▶ **DIRECTION**: You are to retype all of the data exactly as it appears.

** begin SUPPLIED RECORDS **

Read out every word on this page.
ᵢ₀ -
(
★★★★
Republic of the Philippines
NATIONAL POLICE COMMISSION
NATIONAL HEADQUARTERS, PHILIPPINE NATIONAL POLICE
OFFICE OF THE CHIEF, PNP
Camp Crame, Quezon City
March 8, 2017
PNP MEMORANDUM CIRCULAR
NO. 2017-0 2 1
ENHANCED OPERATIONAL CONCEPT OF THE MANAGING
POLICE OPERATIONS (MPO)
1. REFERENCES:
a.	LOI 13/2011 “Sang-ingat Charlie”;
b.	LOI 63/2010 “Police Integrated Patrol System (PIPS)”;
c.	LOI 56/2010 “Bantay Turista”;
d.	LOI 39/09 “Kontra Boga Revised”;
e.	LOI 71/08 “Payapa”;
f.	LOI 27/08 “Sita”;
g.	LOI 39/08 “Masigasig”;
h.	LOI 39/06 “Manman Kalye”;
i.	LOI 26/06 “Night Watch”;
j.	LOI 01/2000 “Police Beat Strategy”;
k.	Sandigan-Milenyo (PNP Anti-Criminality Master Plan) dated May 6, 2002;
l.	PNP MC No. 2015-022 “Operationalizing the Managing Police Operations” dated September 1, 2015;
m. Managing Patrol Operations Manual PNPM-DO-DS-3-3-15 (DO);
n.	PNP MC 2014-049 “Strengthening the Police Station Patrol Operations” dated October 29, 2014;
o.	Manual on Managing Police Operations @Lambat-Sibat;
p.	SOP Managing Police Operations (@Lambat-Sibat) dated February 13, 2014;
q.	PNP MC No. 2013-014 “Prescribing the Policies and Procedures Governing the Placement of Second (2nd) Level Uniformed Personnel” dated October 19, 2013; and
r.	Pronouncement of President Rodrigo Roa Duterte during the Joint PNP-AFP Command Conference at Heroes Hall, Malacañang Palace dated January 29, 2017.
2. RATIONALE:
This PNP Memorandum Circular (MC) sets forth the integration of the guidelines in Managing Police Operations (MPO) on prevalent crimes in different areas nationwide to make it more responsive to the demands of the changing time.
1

** end SUPPLIED RECORDS **

▶ **FINAL RESULT**:
Read out every word on this page.
ᵢ₀ -
(
★★★★
Republic of the Philippines
NATIONAL POLICE COMMISSION
NATIONAL HEADQUARTERS, PHILIPPINE NATIONAL POLICE
OFFICE OF THE CHIEF, PNP
Camp Crame, Quezon City
March 8, 2017
PNP MEMORANDUM CIRCULAR
NO. 2017-0 2 1
ENHANCED OPERATIONAL CONCEPT OF THE MANAGING
POLICE OPERATIONS (MPO)
1. REFERENCES:
a.	LOI 13/2011 “Sang-ingat Charlie”;
b.	LOI 63/2010 “Police Integrated Patrol System (PIPS)”;
c.	LOI 56/2010 “Bantay Turista”;
d.	LOI 39/09 “Kontra Boga Revised”;
e.	LOI 71/08 “Payapa”;
f.	LOI 27/08 “Sita”;
g.	LOI 39/08 “Masigasig”;
h.	LOI 39/06 “Manman Kalye”;
i.	LOI 26/06 “Night Watch”;
j.	LOI 01/2000 “Police Beat Strategy”;
k.	Sandigan-Milenyo (PNP Anti-Criminality Master Plan) dated May 6, 2002;
l.	PNP MC No. 2015-022 “Operationalizing the Managing Police Operations” dated September 1, 2015;
m. Managing Patrol Operations Manual PNPM-DO-DS-3-3-15 (DO);
n.	PNP MC 2014-049 “Strengthening the Police Station Patrol Operations” dated October 29, 2014;
o.	Manual on Managing Police Operations @Lambat-Sibat;
p.	SOP Managing Police Operations (@Lambat-Sibat) dated February 13, 2014;
q.	PNP MC No. 2013-014 “Prescribing the Policies and Procedures Governing the Placement of Second (2nd) Level Uniformed Personnel” dated October 19, 2013; and
r.	Pronouncement of President Rodrigo Roa Duterte during the Joint PNP-AFP Command Conference at Heroes Hall, Malacañang Palace dated January 29, 2017.
2. RATIONALE:
This PNP Memorandum Circular (MC) sets forth the integration of the guidelines in Managing Police Operations (MPO) on prevalent crimes in different areas nationwide to make it more responsive to the demands of the changing time.
1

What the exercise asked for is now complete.